__WHAT YOU WILL DO__:
Report every line below that holds the word "sites".

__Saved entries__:
——

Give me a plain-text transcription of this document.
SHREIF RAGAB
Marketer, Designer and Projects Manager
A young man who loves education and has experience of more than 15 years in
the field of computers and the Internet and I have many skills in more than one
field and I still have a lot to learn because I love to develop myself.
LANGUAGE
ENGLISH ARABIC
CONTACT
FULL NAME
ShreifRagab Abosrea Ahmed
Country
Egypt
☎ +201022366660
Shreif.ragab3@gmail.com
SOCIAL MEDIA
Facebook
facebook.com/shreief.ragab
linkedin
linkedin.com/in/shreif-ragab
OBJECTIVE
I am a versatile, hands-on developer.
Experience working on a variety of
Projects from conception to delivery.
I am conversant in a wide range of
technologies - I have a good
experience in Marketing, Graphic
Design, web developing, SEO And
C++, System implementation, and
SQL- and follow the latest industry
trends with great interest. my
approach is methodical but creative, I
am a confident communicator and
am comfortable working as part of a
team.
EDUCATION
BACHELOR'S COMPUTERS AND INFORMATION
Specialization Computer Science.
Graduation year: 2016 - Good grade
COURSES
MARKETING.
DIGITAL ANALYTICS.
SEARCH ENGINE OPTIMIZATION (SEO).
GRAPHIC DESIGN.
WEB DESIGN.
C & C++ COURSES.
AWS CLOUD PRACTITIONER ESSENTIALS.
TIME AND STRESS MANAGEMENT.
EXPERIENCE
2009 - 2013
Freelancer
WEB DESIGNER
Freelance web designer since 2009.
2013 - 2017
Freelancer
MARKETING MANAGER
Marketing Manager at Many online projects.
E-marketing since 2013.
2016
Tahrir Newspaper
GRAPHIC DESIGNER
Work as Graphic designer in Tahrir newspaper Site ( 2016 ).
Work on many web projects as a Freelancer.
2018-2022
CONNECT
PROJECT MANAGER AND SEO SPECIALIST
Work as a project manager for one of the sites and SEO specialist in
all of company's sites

——

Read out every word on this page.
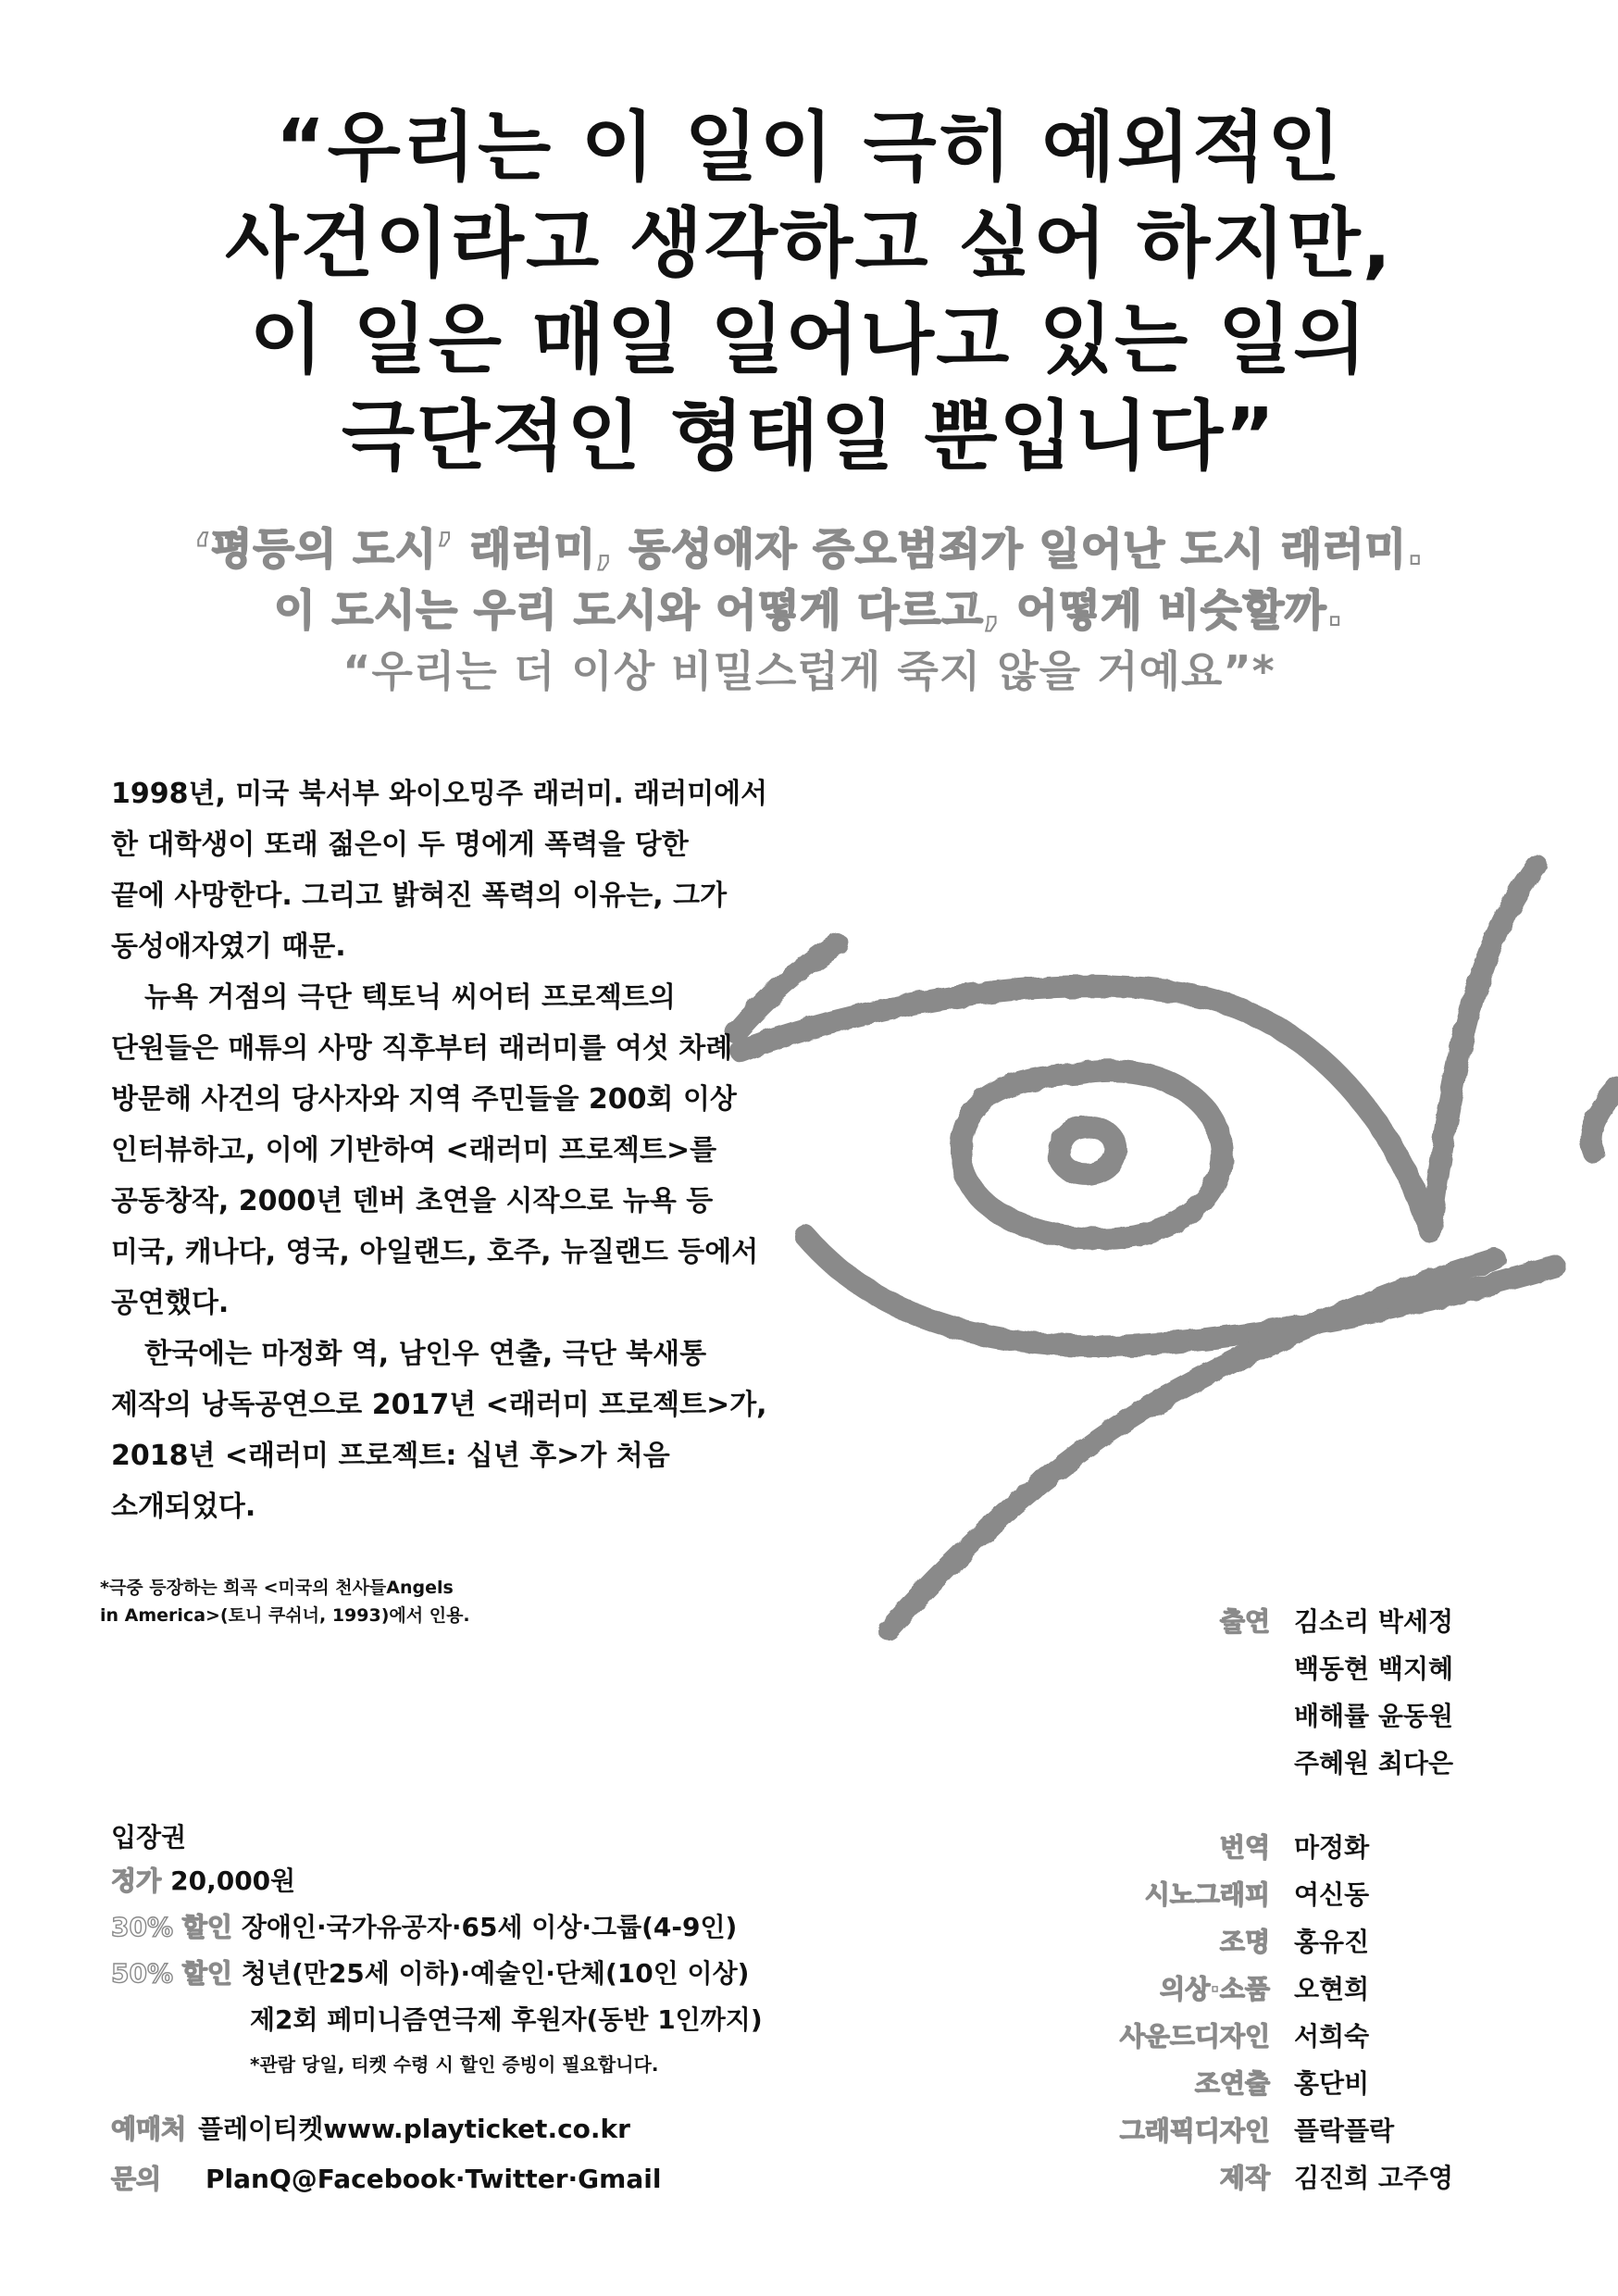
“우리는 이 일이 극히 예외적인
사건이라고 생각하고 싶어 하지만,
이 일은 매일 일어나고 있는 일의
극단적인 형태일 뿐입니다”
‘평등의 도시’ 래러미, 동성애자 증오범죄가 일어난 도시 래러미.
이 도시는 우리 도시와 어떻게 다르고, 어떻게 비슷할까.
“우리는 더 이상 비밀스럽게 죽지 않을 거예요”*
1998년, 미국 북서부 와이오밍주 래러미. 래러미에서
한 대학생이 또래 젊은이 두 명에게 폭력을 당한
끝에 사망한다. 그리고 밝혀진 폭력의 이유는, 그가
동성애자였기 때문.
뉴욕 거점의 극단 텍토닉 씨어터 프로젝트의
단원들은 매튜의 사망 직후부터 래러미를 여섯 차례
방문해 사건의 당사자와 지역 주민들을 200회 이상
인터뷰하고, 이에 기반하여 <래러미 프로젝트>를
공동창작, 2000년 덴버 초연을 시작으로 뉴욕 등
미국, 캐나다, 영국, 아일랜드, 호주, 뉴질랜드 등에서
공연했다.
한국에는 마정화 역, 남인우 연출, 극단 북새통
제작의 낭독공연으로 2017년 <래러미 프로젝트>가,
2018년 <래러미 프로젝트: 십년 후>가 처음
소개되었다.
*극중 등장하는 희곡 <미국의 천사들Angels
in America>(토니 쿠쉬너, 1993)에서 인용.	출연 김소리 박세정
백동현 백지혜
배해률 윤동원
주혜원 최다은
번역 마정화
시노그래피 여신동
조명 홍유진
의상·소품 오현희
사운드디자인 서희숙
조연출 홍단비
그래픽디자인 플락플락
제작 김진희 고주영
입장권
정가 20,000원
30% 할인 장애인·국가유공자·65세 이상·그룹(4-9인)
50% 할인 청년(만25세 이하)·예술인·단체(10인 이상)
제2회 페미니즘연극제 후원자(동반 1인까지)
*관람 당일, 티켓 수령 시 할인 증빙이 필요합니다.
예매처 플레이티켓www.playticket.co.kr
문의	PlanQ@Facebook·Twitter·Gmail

——

__FINISHED ANSWER__:
Work as a project manager for one of the sites and SEO specialist in
all of company's sites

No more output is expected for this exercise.